* START *
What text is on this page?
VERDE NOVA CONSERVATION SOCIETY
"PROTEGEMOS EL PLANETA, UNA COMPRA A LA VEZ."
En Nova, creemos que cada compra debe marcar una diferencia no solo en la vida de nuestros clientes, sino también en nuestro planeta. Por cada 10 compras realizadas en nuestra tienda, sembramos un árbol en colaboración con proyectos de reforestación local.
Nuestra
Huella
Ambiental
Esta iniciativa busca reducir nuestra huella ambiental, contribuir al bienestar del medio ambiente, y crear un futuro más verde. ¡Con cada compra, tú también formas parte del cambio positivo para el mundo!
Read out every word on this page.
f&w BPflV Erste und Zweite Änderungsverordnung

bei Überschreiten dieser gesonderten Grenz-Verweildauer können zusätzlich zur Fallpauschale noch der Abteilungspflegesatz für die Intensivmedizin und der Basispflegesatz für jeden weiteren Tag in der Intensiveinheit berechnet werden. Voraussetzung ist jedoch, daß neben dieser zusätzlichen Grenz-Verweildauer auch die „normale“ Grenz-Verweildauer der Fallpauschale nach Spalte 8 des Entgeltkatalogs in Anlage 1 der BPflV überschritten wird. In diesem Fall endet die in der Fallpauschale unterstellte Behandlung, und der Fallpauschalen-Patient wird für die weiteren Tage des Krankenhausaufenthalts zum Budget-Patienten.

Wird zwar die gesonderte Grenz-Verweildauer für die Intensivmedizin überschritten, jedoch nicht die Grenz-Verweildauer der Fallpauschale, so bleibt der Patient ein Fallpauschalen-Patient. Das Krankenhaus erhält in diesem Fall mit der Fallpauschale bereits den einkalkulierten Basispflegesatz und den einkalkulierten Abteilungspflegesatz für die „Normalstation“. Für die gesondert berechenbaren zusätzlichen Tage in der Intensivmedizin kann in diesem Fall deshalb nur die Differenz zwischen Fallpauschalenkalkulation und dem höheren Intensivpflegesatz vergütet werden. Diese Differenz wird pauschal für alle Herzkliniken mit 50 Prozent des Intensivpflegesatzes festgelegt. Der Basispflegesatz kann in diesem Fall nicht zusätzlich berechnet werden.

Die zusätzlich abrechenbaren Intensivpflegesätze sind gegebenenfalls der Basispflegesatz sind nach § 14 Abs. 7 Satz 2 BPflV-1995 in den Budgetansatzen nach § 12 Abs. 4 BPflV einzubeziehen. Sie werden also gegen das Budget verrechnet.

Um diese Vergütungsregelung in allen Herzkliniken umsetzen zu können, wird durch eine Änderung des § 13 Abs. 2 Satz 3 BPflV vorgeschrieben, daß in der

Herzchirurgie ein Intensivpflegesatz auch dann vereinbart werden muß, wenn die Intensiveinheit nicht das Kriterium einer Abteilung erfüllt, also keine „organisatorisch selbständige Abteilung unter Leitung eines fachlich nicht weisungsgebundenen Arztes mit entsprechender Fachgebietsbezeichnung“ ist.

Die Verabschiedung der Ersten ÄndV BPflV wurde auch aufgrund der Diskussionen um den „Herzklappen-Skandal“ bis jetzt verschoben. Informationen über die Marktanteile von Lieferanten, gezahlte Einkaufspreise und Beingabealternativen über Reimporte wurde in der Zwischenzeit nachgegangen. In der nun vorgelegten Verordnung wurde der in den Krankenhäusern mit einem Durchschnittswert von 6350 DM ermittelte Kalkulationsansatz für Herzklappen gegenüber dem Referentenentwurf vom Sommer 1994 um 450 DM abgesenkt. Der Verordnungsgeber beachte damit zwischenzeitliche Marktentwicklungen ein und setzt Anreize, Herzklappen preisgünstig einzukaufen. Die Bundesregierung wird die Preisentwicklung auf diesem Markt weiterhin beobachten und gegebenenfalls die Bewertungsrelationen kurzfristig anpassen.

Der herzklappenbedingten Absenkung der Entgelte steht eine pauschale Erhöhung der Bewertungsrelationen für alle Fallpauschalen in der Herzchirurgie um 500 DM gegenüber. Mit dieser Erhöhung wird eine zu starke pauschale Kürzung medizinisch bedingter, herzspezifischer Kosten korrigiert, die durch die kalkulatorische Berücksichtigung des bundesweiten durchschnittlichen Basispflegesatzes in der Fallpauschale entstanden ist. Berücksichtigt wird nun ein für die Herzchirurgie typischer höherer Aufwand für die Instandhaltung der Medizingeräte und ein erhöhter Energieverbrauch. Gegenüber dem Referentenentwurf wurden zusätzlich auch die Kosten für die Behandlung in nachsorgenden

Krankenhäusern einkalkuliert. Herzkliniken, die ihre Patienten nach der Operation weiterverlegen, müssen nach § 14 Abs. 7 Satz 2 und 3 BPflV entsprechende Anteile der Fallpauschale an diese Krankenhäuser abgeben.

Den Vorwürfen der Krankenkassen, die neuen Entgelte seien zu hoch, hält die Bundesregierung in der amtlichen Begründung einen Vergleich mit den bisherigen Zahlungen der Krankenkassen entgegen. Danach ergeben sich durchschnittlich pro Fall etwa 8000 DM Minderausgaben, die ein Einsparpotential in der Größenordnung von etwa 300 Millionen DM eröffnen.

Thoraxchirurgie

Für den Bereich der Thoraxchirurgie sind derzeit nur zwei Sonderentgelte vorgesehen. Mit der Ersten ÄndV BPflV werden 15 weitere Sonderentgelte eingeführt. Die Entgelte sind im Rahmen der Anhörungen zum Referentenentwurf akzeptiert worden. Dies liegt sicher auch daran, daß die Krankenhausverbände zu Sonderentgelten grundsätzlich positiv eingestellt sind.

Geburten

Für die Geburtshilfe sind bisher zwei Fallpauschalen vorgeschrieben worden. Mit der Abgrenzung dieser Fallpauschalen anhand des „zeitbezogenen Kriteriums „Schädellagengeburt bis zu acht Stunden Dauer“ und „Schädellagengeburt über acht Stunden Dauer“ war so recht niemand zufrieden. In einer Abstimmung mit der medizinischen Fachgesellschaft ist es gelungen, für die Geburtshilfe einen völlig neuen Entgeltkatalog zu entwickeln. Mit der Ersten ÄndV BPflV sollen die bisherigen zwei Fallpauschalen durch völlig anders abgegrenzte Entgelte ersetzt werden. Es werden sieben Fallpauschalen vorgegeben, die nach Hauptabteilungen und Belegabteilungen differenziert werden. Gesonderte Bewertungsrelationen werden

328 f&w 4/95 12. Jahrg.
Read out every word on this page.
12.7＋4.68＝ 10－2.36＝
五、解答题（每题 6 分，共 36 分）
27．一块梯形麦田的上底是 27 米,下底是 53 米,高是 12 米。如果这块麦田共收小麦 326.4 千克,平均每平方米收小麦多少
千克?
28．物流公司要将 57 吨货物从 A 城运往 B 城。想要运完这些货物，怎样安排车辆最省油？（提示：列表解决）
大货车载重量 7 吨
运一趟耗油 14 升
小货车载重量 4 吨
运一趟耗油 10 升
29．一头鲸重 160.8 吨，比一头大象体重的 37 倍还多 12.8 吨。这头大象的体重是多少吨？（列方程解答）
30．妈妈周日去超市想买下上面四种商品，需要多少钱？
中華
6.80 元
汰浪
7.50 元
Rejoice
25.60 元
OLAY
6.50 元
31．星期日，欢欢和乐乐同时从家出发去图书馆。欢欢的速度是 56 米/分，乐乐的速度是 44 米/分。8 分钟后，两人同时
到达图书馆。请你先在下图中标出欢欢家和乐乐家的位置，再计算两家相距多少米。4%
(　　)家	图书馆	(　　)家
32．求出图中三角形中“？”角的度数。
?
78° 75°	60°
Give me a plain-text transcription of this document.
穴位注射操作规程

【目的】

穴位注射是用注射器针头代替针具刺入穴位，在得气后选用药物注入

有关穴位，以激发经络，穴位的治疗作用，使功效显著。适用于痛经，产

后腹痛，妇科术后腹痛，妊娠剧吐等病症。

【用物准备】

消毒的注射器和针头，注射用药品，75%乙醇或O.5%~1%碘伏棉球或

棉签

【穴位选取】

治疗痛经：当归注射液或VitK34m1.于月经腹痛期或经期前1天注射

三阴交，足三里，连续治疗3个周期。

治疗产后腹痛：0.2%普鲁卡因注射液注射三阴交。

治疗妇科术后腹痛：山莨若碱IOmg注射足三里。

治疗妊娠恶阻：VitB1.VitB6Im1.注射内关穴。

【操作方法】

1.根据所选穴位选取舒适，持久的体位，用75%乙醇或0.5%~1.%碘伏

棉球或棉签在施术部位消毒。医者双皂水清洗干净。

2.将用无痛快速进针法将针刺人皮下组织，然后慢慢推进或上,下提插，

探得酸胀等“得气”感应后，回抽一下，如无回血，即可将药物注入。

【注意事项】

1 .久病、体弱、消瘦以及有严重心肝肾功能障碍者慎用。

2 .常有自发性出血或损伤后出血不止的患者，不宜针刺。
* END *
[WRITTEN REQUEST] Each line above that holds the string "también" should be copied and shown.

[SOLVED EXERCISE]
En Nova, creemos que cada compra debe marcar una diferencia no solo en la vida de nuestros clientes, sino también en nuestro planeta. Por cada 10 compras realizadas en nuestra tienda, sembramos un árbol en colaboración con proyectos de reforestación local.
Esta iniciativa busca reducir nuestra huella ambiental, contribuir al bienestar del medio ambiente, y crear un futuro más verde. ¡Con cada compra, tú también formas parte del cambio positivo para el mundo!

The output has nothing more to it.